DATA FOR PROCESSING:
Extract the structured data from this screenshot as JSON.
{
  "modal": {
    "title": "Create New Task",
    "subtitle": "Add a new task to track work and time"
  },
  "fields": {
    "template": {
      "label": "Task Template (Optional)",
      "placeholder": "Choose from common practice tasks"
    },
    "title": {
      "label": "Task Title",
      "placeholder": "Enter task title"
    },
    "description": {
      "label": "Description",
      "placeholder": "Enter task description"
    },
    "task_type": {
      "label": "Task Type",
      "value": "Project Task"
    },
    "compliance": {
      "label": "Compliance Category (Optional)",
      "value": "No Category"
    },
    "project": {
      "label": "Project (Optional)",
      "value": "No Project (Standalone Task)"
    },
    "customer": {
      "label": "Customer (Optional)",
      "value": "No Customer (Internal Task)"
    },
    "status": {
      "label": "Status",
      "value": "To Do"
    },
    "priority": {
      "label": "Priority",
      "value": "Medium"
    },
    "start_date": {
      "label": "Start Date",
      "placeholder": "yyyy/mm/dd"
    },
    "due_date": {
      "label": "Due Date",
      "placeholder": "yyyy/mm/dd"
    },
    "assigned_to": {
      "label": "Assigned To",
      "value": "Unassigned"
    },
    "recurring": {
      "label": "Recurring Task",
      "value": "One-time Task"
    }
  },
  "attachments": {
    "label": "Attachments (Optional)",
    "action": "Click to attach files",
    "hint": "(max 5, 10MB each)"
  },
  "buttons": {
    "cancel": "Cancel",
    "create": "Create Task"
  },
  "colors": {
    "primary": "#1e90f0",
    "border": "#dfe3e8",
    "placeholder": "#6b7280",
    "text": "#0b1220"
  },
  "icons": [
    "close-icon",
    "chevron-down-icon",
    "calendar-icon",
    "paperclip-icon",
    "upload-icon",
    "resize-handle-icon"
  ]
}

WORK TO BE COMPLETED: List each line of the entries that holds the string "Enter".

RESPONSE TO THE EXERCISE:
      "placeholder": "Enter task title"
      "placeholder": "Enter task description"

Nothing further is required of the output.